* [PROBLEM STATEMENT]
Looking through the listing, how many of its lines hold the word "理解层次"? Answer with only the number.

* [TASK DATA]
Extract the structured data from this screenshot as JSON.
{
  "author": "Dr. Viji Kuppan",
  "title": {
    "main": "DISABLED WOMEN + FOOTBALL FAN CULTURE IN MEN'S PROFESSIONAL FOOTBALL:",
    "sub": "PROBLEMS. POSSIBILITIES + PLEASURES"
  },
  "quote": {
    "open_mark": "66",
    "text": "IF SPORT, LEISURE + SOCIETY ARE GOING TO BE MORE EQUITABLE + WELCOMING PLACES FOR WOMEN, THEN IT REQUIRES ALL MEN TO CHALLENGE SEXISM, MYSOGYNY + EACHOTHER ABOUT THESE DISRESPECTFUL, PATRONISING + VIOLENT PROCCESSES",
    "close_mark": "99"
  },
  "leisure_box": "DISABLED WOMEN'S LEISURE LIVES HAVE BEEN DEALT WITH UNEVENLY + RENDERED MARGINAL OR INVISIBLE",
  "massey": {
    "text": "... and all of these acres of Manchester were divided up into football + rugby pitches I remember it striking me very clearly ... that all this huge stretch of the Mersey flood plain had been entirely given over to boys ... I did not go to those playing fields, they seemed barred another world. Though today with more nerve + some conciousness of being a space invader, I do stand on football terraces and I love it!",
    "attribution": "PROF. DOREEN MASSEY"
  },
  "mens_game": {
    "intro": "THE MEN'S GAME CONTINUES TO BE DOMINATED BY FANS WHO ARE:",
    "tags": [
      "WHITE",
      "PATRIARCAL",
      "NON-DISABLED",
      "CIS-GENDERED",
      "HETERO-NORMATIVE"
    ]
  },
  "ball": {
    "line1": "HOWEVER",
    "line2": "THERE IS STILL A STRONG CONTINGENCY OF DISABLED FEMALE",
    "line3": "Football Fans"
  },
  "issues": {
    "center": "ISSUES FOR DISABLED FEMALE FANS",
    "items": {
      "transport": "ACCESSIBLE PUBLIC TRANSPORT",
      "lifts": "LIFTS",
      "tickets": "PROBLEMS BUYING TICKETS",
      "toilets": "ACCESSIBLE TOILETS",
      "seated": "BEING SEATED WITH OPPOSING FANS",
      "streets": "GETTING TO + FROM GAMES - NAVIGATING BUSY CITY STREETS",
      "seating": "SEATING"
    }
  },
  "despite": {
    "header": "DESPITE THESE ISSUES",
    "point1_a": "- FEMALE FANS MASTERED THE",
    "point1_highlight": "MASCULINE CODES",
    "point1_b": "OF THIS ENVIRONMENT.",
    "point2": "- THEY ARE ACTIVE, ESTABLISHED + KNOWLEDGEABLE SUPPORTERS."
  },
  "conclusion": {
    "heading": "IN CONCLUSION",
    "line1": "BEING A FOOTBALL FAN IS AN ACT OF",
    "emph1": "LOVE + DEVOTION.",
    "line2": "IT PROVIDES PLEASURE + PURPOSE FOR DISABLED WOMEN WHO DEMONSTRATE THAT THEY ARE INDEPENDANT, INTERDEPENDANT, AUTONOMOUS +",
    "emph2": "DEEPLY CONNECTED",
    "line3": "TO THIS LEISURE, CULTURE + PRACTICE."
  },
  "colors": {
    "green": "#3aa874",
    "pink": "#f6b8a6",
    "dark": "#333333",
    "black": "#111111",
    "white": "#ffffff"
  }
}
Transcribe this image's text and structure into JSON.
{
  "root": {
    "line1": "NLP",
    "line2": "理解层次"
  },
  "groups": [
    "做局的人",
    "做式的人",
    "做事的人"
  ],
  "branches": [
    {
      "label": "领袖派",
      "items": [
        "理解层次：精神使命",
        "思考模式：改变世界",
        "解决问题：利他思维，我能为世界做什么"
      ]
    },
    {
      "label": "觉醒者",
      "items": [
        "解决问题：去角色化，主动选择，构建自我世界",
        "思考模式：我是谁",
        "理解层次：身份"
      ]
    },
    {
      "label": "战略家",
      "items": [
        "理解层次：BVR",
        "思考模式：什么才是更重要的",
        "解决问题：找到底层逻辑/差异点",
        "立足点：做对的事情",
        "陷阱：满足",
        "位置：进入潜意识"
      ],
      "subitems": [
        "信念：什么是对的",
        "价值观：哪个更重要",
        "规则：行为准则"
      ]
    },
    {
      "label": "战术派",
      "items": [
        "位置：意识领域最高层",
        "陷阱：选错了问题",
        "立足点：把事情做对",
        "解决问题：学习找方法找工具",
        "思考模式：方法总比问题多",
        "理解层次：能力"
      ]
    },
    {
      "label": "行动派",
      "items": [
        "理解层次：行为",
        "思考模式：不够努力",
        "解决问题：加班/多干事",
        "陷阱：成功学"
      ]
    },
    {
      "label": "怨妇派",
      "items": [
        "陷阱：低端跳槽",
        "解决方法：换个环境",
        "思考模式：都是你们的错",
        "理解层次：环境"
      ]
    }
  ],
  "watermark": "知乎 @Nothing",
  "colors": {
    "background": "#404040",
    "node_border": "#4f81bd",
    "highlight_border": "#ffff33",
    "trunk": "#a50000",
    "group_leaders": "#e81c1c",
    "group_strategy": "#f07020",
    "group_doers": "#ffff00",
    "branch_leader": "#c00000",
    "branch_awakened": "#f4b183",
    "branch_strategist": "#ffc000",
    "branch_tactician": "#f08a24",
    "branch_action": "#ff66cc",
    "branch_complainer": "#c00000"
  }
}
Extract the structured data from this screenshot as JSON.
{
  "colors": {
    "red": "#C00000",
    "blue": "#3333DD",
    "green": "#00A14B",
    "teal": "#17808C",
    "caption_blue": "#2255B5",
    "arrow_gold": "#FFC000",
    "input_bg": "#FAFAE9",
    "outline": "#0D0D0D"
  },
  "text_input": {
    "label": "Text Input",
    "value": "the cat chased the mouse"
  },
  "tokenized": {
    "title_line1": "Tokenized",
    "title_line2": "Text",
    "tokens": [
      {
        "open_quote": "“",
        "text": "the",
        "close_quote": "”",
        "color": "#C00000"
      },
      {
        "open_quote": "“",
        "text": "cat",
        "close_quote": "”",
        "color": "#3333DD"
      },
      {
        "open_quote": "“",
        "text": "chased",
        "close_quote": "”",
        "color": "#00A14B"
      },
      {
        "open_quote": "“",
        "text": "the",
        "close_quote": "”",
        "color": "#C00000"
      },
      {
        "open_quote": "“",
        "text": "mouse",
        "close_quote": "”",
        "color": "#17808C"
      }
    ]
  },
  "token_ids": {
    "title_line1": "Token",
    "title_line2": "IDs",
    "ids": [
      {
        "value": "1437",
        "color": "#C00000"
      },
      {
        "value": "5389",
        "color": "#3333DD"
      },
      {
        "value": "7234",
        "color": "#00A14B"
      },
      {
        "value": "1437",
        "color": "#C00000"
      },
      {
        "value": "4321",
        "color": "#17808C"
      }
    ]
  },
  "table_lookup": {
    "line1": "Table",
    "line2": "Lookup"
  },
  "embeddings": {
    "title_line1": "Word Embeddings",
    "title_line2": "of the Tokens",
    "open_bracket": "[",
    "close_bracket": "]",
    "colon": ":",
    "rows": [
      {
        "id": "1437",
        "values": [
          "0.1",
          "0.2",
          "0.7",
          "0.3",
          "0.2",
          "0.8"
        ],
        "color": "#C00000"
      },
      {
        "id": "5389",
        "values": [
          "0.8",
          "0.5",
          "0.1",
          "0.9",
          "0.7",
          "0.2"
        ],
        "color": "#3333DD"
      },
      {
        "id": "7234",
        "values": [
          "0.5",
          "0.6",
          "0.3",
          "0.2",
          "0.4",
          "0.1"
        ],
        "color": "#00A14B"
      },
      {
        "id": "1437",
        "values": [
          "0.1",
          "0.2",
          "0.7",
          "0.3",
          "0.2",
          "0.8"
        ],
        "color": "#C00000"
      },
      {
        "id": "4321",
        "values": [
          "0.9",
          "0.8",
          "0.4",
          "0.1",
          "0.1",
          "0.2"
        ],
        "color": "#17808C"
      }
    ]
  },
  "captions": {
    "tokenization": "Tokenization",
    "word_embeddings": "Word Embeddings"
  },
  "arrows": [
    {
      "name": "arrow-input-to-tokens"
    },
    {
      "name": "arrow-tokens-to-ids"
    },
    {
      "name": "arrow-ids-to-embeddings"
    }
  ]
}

* [ANSWER BELOW]
7